# [GIVEN TASK]
Transcribe the records below exactly.

# [STORED ROWS]
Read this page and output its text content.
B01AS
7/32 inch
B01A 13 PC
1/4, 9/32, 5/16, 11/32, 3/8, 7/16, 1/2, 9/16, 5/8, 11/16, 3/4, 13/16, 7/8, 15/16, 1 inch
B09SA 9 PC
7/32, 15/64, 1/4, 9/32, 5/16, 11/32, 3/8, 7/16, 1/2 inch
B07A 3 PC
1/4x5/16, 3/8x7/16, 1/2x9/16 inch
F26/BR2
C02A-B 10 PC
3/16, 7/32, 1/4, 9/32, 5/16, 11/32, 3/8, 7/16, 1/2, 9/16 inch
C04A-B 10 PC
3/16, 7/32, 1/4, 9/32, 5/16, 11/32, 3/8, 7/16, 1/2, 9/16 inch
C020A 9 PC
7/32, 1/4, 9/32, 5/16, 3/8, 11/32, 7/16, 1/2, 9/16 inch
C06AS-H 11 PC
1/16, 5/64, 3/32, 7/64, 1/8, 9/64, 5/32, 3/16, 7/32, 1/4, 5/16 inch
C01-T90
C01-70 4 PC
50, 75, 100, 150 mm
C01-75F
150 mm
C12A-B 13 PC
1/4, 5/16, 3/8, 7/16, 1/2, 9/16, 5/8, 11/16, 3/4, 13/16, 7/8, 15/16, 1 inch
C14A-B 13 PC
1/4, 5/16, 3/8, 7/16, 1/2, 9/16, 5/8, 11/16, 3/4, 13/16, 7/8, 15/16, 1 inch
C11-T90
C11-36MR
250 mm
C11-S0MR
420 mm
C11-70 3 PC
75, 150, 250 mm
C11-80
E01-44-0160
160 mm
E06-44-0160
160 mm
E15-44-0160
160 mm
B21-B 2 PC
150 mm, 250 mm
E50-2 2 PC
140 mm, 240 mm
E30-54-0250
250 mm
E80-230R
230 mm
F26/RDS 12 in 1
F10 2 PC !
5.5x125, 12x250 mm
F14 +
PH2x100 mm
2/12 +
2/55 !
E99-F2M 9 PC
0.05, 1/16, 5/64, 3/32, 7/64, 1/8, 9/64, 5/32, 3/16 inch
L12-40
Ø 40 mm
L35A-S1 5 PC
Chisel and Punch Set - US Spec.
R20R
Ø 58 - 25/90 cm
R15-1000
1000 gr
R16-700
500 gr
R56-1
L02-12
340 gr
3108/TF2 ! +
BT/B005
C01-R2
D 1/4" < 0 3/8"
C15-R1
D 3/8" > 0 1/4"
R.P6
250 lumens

# [OUTPUT]
Read this page and output its text content.
B01AS
7/32 inch
B01A 13 PC
1/4, 9/32, 5/16, 11/32, 3/8, 7/16, 1/2, 9/16, 5/8, 11/16, 3/4, 13/16, 7/8, 15/16, 1 inch
B09SA 9 PC
7/32, 15/64, 1/4, 9/32, 5/16, 11/32, 3/8, 7/16, 1/2 inch
B07A 3 PC
1/4x5/16, 3/8x7/16, 1/2x9/16 inch
F26/BR2
C02A-B 10 PC
3/16, 7/32, 1/4, 9/32, 5/16, 11/32, 3/8, 7/16, 1/2, 9/16 inch
C04A-B 10 PC
3/16, 7/32, 1/4, 9/32, 5/16, 11/32, 3/8, 7/16, 1/2, 9/16 inch
C020A 9 PC
7/32, 1/4, 9/32, 5/16, 3/8, 11/32, 7/16, 1/2, 9/16 inch
C06AS-H 11 PC
1/16, 5/64, 3/32, 7/64, 1/8, 9/64, 5/32, 3/16, 7/32, 1/4, 5/16 inch
C01-T90
C01-70 4 PC
50, 75, 100, 150 mm
C01-75F
150 mm
C12A-B 13 PC
1/4, 5/16, 3/8, 7/16, 1/2, 9/16, 5/8, 11/16, 3/4, 13/16, 7/8, 15/16, 1 inch
C14A-B 13 PC
1/4, 5/16, 3/8, 7/16, 1/2, 9/16, 5/8, 11/16, 3/4, 13/16, 7/8, 15/16, 1 inch
C11-T90
C11-36MR
250 mm
C11-S0MR
420 mm
C11-70 3 PC
75, 150, 250 mm
C11-80
E01-44-0160
160 mm
E06-44-0160
160 mm
E15-44-0160
160 mm
B21-B 2 PC
150 mm, 250 mm
E50-2 2 PC
140 mm, 240 mm
E30-54-0250
250 mm
E80-230R
230 mm
F26/RDS 12 in 1
F10 2 PC !
5.5x125, 12x250 mm
F14 +
PH2x100 mm
2/12 +
2/55 !
E99-F2M 9 PC
0.05, 1/16, 5/64, 3/32, 7/64, 1/8, 9/64, 5/32, 3/16 inch
L12-40
Ø 40 mm
L35A-S1 5 PC
Chisel and Punch Set - US Spec.
R20R
Ø 58 - 25/90 cm
R15-1000
1000 gr
R16-700
500 gr
R56-1
L02-12
340 gr
3108/TF2 ! +
BT/B005
C01-R2
D 1/4" < 0 3/8"
C15-R1
D 3/8" > 0 1/4"
R.P6
250 lumens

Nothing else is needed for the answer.